• [TO BE DONE]: Return the records in full, exactly as given.

• [DATA TO PROCESS]:

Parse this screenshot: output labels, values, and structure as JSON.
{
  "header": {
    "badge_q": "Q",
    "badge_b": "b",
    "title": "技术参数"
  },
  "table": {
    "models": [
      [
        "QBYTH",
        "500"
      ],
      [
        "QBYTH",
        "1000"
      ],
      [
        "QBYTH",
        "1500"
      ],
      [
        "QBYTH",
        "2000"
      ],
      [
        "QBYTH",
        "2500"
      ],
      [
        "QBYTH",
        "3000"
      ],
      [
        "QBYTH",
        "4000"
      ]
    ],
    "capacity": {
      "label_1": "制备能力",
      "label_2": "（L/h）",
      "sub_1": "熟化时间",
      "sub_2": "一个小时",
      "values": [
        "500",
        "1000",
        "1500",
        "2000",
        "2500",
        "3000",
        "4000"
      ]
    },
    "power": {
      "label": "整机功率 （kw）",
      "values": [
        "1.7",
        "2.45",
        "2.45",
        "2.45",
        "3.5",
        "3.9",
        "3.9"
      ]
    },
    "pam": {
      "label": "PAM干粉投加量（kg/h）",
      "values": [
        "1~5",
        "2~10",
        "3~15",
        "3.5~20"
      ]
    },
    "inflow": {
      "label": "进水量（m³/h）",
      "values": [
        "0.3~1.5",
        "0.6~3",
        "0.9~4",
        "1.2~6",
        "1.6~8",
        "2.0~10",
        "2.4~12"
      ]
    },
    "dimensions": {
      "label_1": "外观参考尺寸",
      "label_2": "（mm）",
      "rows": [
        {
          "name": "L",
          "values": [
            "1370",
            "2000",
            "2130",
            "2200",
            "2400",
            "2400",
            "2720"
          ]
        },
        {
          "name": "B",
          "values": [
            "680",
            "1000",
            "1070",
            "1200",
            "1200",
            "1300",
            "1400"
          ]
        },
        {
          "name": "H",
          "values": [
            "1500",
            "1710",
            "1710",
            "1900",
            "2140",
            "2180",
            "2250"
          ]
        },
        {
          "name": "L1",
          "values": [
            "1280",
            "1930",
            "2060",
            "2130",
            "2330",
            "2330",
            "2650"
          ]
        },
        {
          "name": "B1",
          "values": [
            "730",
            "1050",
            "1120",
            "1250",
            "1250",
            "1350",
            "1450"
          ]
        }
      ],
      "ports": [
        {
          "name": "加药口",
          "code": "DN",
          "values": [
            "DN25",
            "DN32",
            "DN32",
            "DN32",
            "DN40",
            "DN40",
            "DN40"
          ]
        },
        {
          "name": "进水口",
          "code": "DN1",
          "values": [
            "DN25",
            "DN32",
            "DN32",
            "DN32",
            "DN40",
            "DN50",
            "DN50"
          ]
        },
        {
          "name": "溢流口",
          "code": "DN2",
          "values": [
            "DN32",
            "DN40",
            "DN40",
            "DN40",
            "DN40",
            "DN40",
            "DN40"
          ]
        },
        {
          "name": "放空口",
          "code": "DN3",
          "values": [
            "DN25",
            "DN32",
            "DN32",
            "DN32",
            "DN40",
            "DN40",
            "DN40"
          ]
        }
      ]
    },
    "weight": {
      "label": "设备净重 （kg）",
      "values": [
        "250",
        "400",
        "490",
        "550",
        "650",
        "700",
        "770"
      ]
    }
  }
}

• [COMPLETE OUTPUT]:
Parse this screenshot: output labels, values, and structure as JSON.
{
  "header": {
    "badge_q": "Q",
    "badge_b": "b",
    "title": "技术参数"
  },
  "table": {
    "models": [
      [
        "QBYTH",
        "500"
      ],
      [
        "QBYTH",
        "1000"
      ],
      [
        "QBYTH",
        "1500"
      ],
      [
        "QBYTH",
        "2000"
      ],
      [
        "QBYTH",
        "2500"
      ],
      [
        "QBYTH",
        "3000"
      ],
      [
        "QBYTH",
        "4000"
      ]
    ],
    "capacity": {
      "label_1": "制备能力",
      "label_2": "（L/h）",
      "sub_1": "熟化时间",
      "sub_2": "一个小时",
      "values": [
        "500",
        "1000",
        "1500",
        "2000",
        "2500",
        "3000",
        "4000"
      ]
    },
    "power": {
      "label": "整机功率 （kw）",
      "values": [
        "1.7",
        "2.45",
        "2.45",
        "2.45",
        "3.5",
        "3.9",
        "3.9"
      ]
    },
    "pam": {
      "label": "PAM干粉投加量（kg/h）",
      "values": [
        "1~5",
        "2~10",
        "3~15",
        "3.5~20"
      ]
    },
    "inflow": {
      "label": "进水量（m³/h）",
      "values": [
        "0.3~1.5",
        "0.6~3",
        "0.9~4",
        "1.2~6",
        "1.6~8",
        "2.0~10",
        "2.4~12"
      ]
    },
    "dimensions": {
      "label_1": "外观参考尺寸",
      "label_2": "（mm）",
      "rows": [
        {
          "name": "L",
          "values": [
            "1370",
            "2000",
            "2130",
            "2200",
            "2400",
            "2400",
            "2720"
          ]
        },
        {
          "name": "B",
          "values": [
            "680",
            "1000",
            "1070",
            "1200",
            "1200",
            "1300",
            "1400"
          ]
        },
        {
          "name": "H",
          "values": [
            "1500",
            "1710",
            "1710",
            "1900",
            "2140",
            "2180",
            "2250"
          ]
        },
        {
          "name": "L1",
          "values": [
            "1280",
            "1930",
            "2060",
            "2130",
            "2330",
            "2330",
            "2650"
          ]
        },
        {
          "name": "B1",
          "values": [
            "730",
            "1050",
            "1120",
            "1250",
            "1250",
            "1350",
            "1450"
          ]
        }
      ],
      "ports": [
        {
          "name": "加药口",
          "code": "DN",
          "values": [
            "DN25",
            "DN32",
            "DN32",
            "DN32",
            "DN40",
            "DN40",
            "DN40"
          ]
        },
        {
          "name": "进水口",
          "code": "DN1",
          "values": [
            "DN25",
            "DN32",
            "DN32",
            "DN32",
            "DN40",
            "DN50",
            "DN50"
          ]
        },
        {
          "name": "溢流口",
          "code": "DN2",
          "values": [
            "DN32",
            "DN40",
            "DN40",
            "DN40",
            "DN40",
            "DN40",
            "DN40"
          ]
        },
        {
          "name": "放空口",
          "code": "DN3",
          "values": [
            "DN25",
            "DN32",
            "DN32",
            "DN32",
            "DN40",
            "DN40",
            "DN40"
          ]
        }
      ]
    },
    "weight": {
      "label": "设备净重 （kg）",
      "values": [
        "250",
        "400",
        "490",
        "550",
        "650",
        "700",
        "770"
      ]
    }
  }
}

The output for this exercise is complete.